Each line in the entries below that holds the string "text" is to be listed.

━━━ Supplied records

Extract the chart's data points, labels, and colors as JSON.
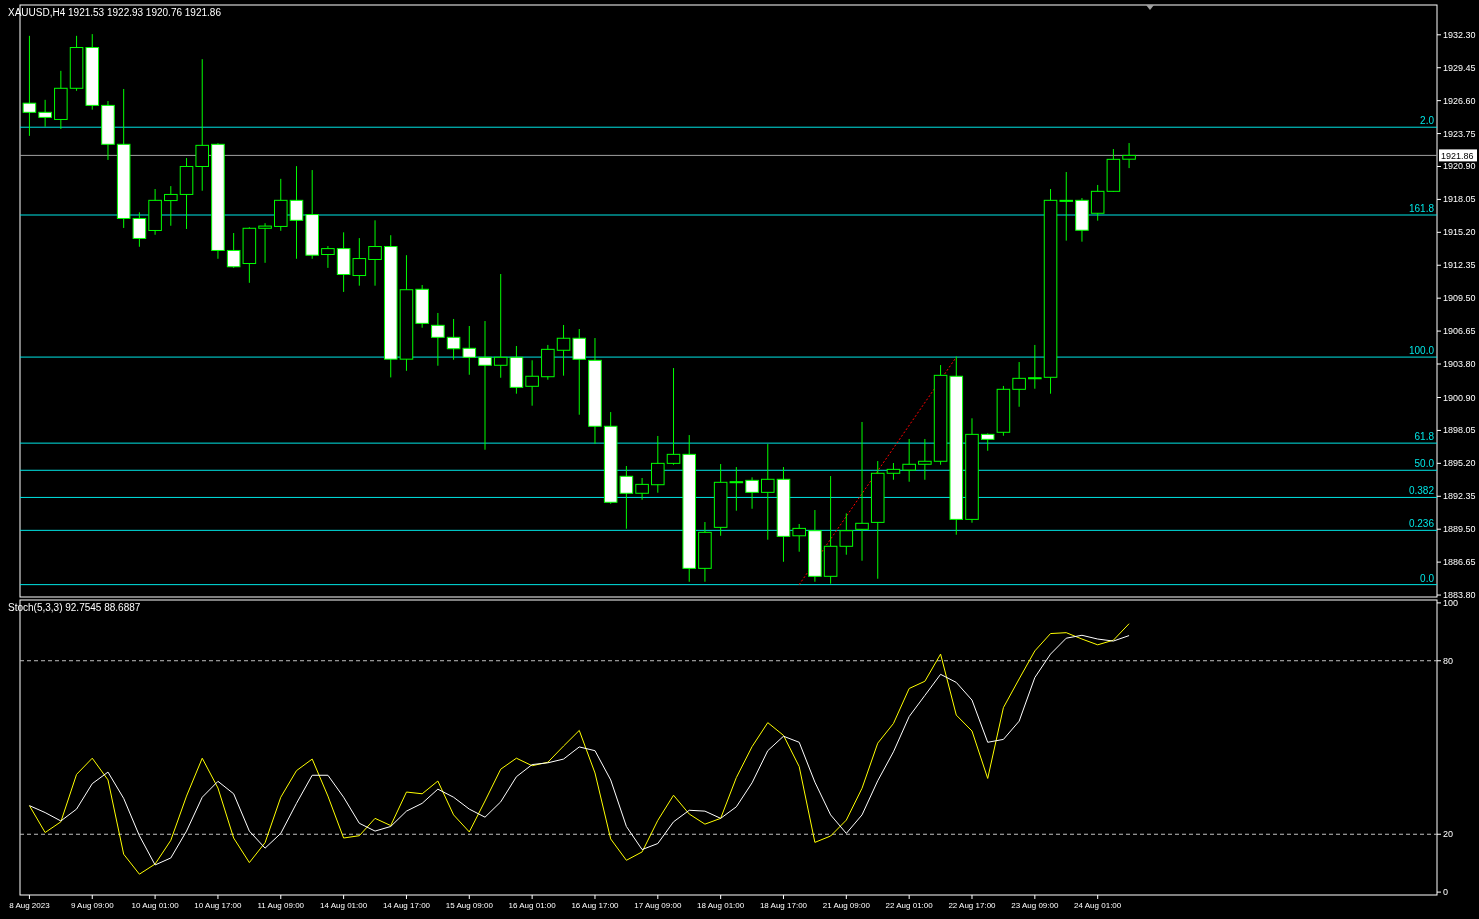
{
  "chart_data": [
    {
      "type": "candlestick",
      "title": "XAUUSD,H4 1921.53 1922.93 1920.76 1921.86",
      "color": "#00ff00",
      "categories": [
        null,
        null,
        null,
        null,
        null,
        null,
        null,
        null,
        null,
        null,
        null,
        null,
        null,
        null,
        null,
        null,
        null,
        null,
        null,
        null,
        null,
        null,
        null,
        null,
        null,
        null,
        null,
        null,
        null,
        null,
        null,
        null,
        null,
        null,
        null,
        null,
        null,
        null,
        null,
        null,
        null,
        null,
        null,
        null,
        null,
        null,
        null,
        null,
        null,
        null,
        null,
        null,
        null,
        null,
        null,
        null,
        null,
        null,
        null,
        null,
        null,
        null,
        null,
        null,
        null,
        null,
        null,
        null,
        null,
        null,
        null,
        null,
        null,
        null,
        null,
        null,
        null,
        null,
        null,
        null,
        null,
        null,
        null,
        null,
        null,
        null,
        null,
        null,
        null,
        null
      ],
      "ohlc": [
        [
          1926.38,
          1932.21,
          1923.55,
          1925.59
        ],
        [
          1925.59,
          1926.67,
          1924.34,
          1925.15
        ],
        [
          1924.97,
          1929.18,
          1924.15,
          1927.67
        ],
        [
          1927.67,
          1932.21,
          1927.45,
          1931.2
        ],
        [
          1931.2,
          1932.36,
          1925.82,
          1926.19
        ],
        [
          1926.19,
          1926.57,
          1921.47,
          1922.82
        ],
        [
          1922.82,
          1927.61,
          1915.58,
          1916.4
        ],
        [
          1916.4,
          1916.93,
          1913.95,
          1914.67
        ],
        [
          1915.36,
          1918.95,
          1914.99,
          1917.97
        ],
        [
          1917.95,
          1919.2,
          1915.77,
          1918.48
        ],
        [
          1918.48,
          1921.63,
          1915.49,
          1920.9
        ],
        [
          1920.9,
          1930.19,
          1918.8,
          1922.73
        ],
        [
          1922.82,
          1922.92,
          1912.91,
          1913.63
        ],
        [
          1913.63,
          1915.14,
          1912.12,
          1912.22
        ],
        [
          1912.5,
          1915.64,
          1910.83,
          1915.55
        ],
        [
          1915.55,
          1915.99,
          1912.56,
          1915.74
        ],
        [
          1915.71,
          1919.83,
          1915.33,
          1917.97
        ],
        [
          1917.97,
          1920.93,
          1912.91,
          1916.24
        ],
        [
          1916.74,
          1920.59,
          1912.91,
          1913.22
        ],
        [
          1913.28,
          1914.01,
          1912.12,
          1913.79
        ],
        [
          1913.79,
          1915.2,
          1910.04,
          1911.55
        ],
        [
          1911.46,
          1914.7,
          1910.58,
          1912.93
        ],
        [
          1912.85,
          1916.24,
          1910.58,
          1913.97
        ],
        [
          1913.97,
          1914.95,
          1902.64,
          1904.22
        ],
        [
          1904.22,
          1913.22,
          1903.21,
          1910.23
        ],
        [
          1910.27,
          1910.64,
          1906.94,
          1907.32
        ],
        [
          1907.15,
          1908.22,
          1903.65,
          1906.11
        ],
        [
          1906.11,
          1907.7,
          1904.17,
          1905.12
        ],
        [
          1905.16,
          1907.09,
          1902.87,
          1904.38
        ],
        [
          1904.38,
          1907.52,
          1896.38,
          1903.69
        ],
        [
          1903.69,
          1911.59,
          1902.61,
          1904.38
        ],
        [
          1904.38,
          1905.36,
          1901.23,
          1901.78
        ],
        [
          1901.87,
          1904.12,
          1900.19,
          1902.74
        ],
        [
          1902.7,
          1905.45,
          1902.44,
          1905.07
        ],
        [
          1904.99,
          1907.18,
          1902.79,
          1906.03
        ],
        [
          1906.03,
          1906.83,
          1899.41,
          1904.21
        ],
        [
          1904.12,
          1906.05,
          1896.9,
          1898.41
        ],
        [
          1898.41,
          1899.64,
          1891.7,
          1891.83
        ],
        [
          1894.08,
          1894.97,
          1889.54,
          1892.61
        ],
        [
          1892.61,
          1893.93,
          1892.05,
          1893.38
        ],
        [
          1893.35,
          1897.57,
          1892.66,
          1895.2
        ],
        [
          1895.2,
          1903.45,
          1895.08,
          1895.98
        ],
        [
          1895.98,
          1897.65,
          1884.95,
          1886.11
        ],
        [
          1886.11,
          1890.12,
          1884.95,
          1889.23
        ],
        [
          1889.66,
          1895.14,
          1888.93,
          1893.56
        ],
        [
          1893.61,
          1894.88,
          1891.1,
          1893.61
        ],
        [
          1893.73,
          1893.99,
          1891.27,
          1892.69
        ],
        [
          1892.69,
          1896.87,
          1888.59,
          1893.82
        ],
        [
          1893.82,
          1894.88,
          1886.68,
          1888.88
        ],
        [
          1888.93,
          1889.95,
          1887.55,
          1889.57
        ],
        [
          1889.37,
          1891.16,
          1884.95,
          1885.42
        ],
        [
          1885.42,
          1894.1,
          1884.78,
          1888.02
        ],
        [
          1888.02,
          1890.87,
          1887.29,
          1889.37
        ],
        [
          1889.49,
          1898.78,
          1886.77,
          1890.01
        ],
        [
          1890.09,
          1895.4,
          1885.21,
          1894.34
        ],
        [
          1894.34,
          1895.23,
          1893.78,
          1894.68
        ],
        [
          1894.62,
          1897.31,
          1893.61,
          1895.12
        ],
        [
          1895.12,
          1897.31,
          1893.78,
          1895.38
        ],
        [
          1895.38,
          1903.71,
          1895.08,
          1902.82
        ],
        [
          1902.74,
          1904.45,
          1889.02,
          1890.35
        ],
        [
          1890.35,
          1899.1,
          1890.06,
          1897.71
        ],
        [
          1897.71,
          1897.8,
          1896.29,
          1897.28
        ],
        [
          1897.89,
          1901.9,
          1897.59,
          1901.61
        ],
        [
          1901.61,
          1903.97,
          1900.1,
          1902.56
        ],
        [
          1902.61,
          1905.45,
          1901.66,
          1902.61
        ],
        [
          1902.65,
          1918.95,
          1901.23,
          1917.97
        ],
        [
          1917.97,
          1920.42,
          1914.48,
          1917.97
        ],
        [
          1917.97,
          1918.17,
          1914.39,
          1915.38
        ],
        [
          1916.85,
          1919.3,
          1916.21,
          1918.75
        ],
        [
          1918.75,
          1922.41,
          1918.7,
          1921.52
        ],
        [
          1921.53,
          1922.93,
          1920.76,
          1921.86
        ],
        null,
        null,
        null,
        null,
        null,
        null,
        null,
        null,
        null,
        null,
        null,
        null,
        null,
        null,
        null,
        null,
        null,
        null,
        null
      ],
      "series": [
        {
          "type": "line",
          "color": "#ff0000",
          "line_style": "dotted",
          "values": [
            null,
            null,
            null,
            null,
            null,
            null,
            null,
            null,
            null,
            null,
            null,
            null,
            null,
            null,
            null,
            null,
            null,
            null,
            null,
            null,
            null,
            null,
            null,
            null,
            null,
            null,
            null,
            null,
            null,
            null,
            null,
            null,
            null,
            null,
            null,
            null,
            null,
            null,
            null,
            null,
            null,
            null,
            null,
            null,
            null,
            null,
            null,
            null,
            null,
            1884.7,
            null,
            null,
            null,
            null,
            null,
            null,
            null,
            null,
            null,
            1904.4,
            null,
            null,
            null,
            null,
            null,
            null,
            null,
            null,
            null,
            null,
            null,
            null,
            null,
            null,
            null,
            null,
            null,
            null,
            null,
            null,
            null,
            null,
            null,
            null,
            null,
            null,
            null,
            null,
            null,
            null
          ]
        }
      ],
      "ylim": [
        1883.63,
        1934.88
      ],
      "yticks": [
        {
          "value": 1883.8,
          "label": "1883.80"
        },
        {
          "value": 1886.65,
          "label": "1886.65"
        },
        {
          "value": 1889.5,
          "label": "1889.50"
        },
        {
          "value": 1892.35,
          "label": "1892.35"
        },
        {
          "value": 1895.2,
          "label": "1895.20"
        },
        {
          "value": 1898.05,
          "label": "1898.05"
        },
        {
          "value": 1900.9,
          "label": "1900.90"
        },
        {
          "value": 1903.8,
          "label": "1903.80"
        },
        {
          "value": 1906.65,
          "label": "1906.65"
        },
        {
          "value": 1909.5,
          "label": "1909.50"
        },
        {
          "value": 1912.35,
          "label": "1912.35"
        },
        {
          "value": 1915.2,
          "label": "1915.20"
        },
        {
          "value": 1918.05,
          "label": "1918.05"
        },
        {
          "value": 1920.9,
          "label": "1920.90"
        },
        {
          "value": 1923.75,
          "label": "1923.75"
        },
        {
          "value": 1926.6,
          "label": "1926.60"
        },
        {
          "value": 1929.45,
          "label": "1929.45"
        },
        {
          "value": 1932.3,
          "label": "1932.30"
        }
      ],
      "ref_lines": [
        {
          "axis": "y",
          "value": 1921.86,
          "label": "1921.86",
          "color": "#a0a0a0"
        },
        {
          "axis": "y",
          "value": 1924.3,
          "color": "#00e5e5"
        },
        {
          "axis": "y",
          "value": 1916.7,
          "color": "#00e5e5"
        },
        {
          "axis": "y",
          "value": 1904.4,
          "color": "#00e5e5"
        },
        {
          "axis": "y",
          "value": 1896.95,
          "color": "#00e5e5"
        },
        {
          "axis": "y",
          "value": 1894.6,
          "color": "#00e5e5"
        },
        {
          "axis": "y",
          "value": 1892.25,
          "color": "#00e5e5"
        },
        {
          "axis": "y",
          "value": 1889.4,
          "color": "#00e5e5"
        },
        {
          "axis": "y",
          "value": 1884.7,
          "color": "#00e5e5"
        }
      ],
      "annotations": [
        {
          "text": "2.0",
          "y": 1924.3
        },
        {
          "text": "161.8",
          "y": 1916.7
        },
        {
          "text": "100.0",
          "y": 1904.4
        },
        {
          "text": "61.8",
          "y": 1896.95
        },
        {
          "text": "50.0",
          "y": 1894.6
        },
        {
          "text": "0.382",
          "y": 1892.25
        },
        {
          "text": "0.236",
          "y": 1889.4
        },
        {
          "text": "0.0",
          "y": 1884.7
        }
      ]
    },
    {
      "type": "line",
      "title": "Stoch(5,3,3) 92.7545 88.6887",
      "categories": [
        "8 Aug 2023",
        null,
        null,
        null,
        "9 Aug 09:00",
        null,
        null,
        null,
        "10 Aug 01:00",
        null,
        null,
        null,
        "10 Aug 17:00",
        null,
        null,
        null,
        "11 Aug 09:00",
        null,
        null,
        null,
        "14 Aug 01:00",
        null,
        null,
        null,
        "14 Aug 17:00",
        null,
        null,
        null,
        "15 Aug 09:00",
        null,
        null,
        null,
        "16 Aug 01:00",
        null,
        null,
        null,
        "16 Aug 17:00",
        null,
        null,
        null,
        "17 Aug 09:00",
        null,
        null,
        null,
        "18 Aug 01:00",
        null,
        null,
        null,
        "18 Aug 17:00",
        null,
        null,
        null,
        "21 Aug 09:00",
        null,
        null,
        null,
        "22 Aug 01:00",
        null,
        null,
        null,
        "22 Aug 17:00",
        null,
        null,
        null,
        "23 Aug 09:00",
        null,
        null,
        null,
        "24 Aug 01:00",
        null,
        null,
        null,
        null,
        null,
        null,
        null,
        null,
        null,
        null,
        null,
        null,
        null,
        null,
        null,
        null,
        null,
        null,
        null,
        null,
        null
      ],
      "series": [
        {
          "color": "#ffff00",
          "values": [
            29.9,
            20.6,
            24.3,
            40.7,
            46.3,
            38.8,
            13.1,
            6.2,
            9.7,
            17.9,
            33.2,
            46.3,
            36.0,
            18.7,
            10.2,
            17.1,
            32.8,
            42.0,
            46.0,
            33.2,
            18.7,
            19.5,
            25.5,
            23.0,
            34.6,
            34.0,
            38.4,
            26.7,
            20.8,
            31.5,
            42.5,
            46.3,
            43.7,
            44.9,
            50.5,
            55.9,
            41.2,
            18.4,
            11.0,
            13.9,
            24.8,
            33.5,
            27.0,
            23.5,
            25.5,
            39.6,
            50.3,
            58.6,
            54.2,
            43.4,
            17.2,
            19.4,
            24.9,
            35.9,
            51.5,
            58.3,
            70.4,
            72.9,
            82.3,
            61.2,
            55.7,
            39.3,
            63.8,
            73.7,
            83.4,
            89.4,
            89.7,
            87.5,
            85.5,
            87.1,
            92.8,
            null,
            null,
            null,
            null,
            null,
            null,
            null,
            null,
            null,
            null,
            null,
            null,
            null,
            null,
            null,
            null,
            null,
            null,
            null
          ]
        },
        {
          "color": "#ffffff",
          "values": [
            29.9,
            27.5,
            24.6,
            28.7,
            37.5,
            41.5,
            32.4,
            19.5,
            9.4,
            11.8,
            21.1,
            32.8,
            38.3,
            34.0,
            21.1,
            15.2,
            20.3,
            30.7,
            40.4,
            40.4,
            32.8,
            23.8,
            21.1,
            22.7,
            28.0,
            30.7,
            35.6,
            32.8,
            28.7,
            25.9,
            31.2,
            39.9,
            44.1,
            44.7,
            46.0,
            50.2,
            48.9,
            38.8,
            22.7,
            14.7,
            16.8,
            24.3,
            28.3,
            28.0,
            25.5,
            29.5,
            37.8,
            48.9,
            53.9,
            51.8,
            38.0,
            26.7,
            20.3,
            26.7,
            38.5,
            48.5,
            60.7,
            68.0,
            75.3,
            72.5,
            66.4,
            51.8,
            52.8,
            59.1,
            74.2,
            82.3,
            87.8,
            88.8,
            87.5,
            86.8,
            88.7,
            null,
            null,
            null,
            null,
            null,
            null,
            null,
            null,
            null,
            null,
            null,
            null,
            null,
            null,
            null,
            null,
            null,
            null,
            null
          ]
        }
      ],
      "ylim": [
        -1,
        101
      ],
      "yticks": [
        0,
        20,
        80,
        100
      ],
      "ref_lines": [
        {
          "axis": "y",
          "value": 80,
          "color": "#c0c0c0",
          "line_style": "dashed"
        },
        {
          "axis": "y",
          "value": 20,
          "color": "#c0c0c0",
          "line_style": "dashed"
        }
      ]
    }
  ]
}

━━━━━━

# The response
          "text": "2.0",
          "text": "161.8",
          "text": "100.0",
          "text": "61.8",
          "text": "50.0",
          "text": "0.382",
          "text": "0.236",
          "text": "0.0",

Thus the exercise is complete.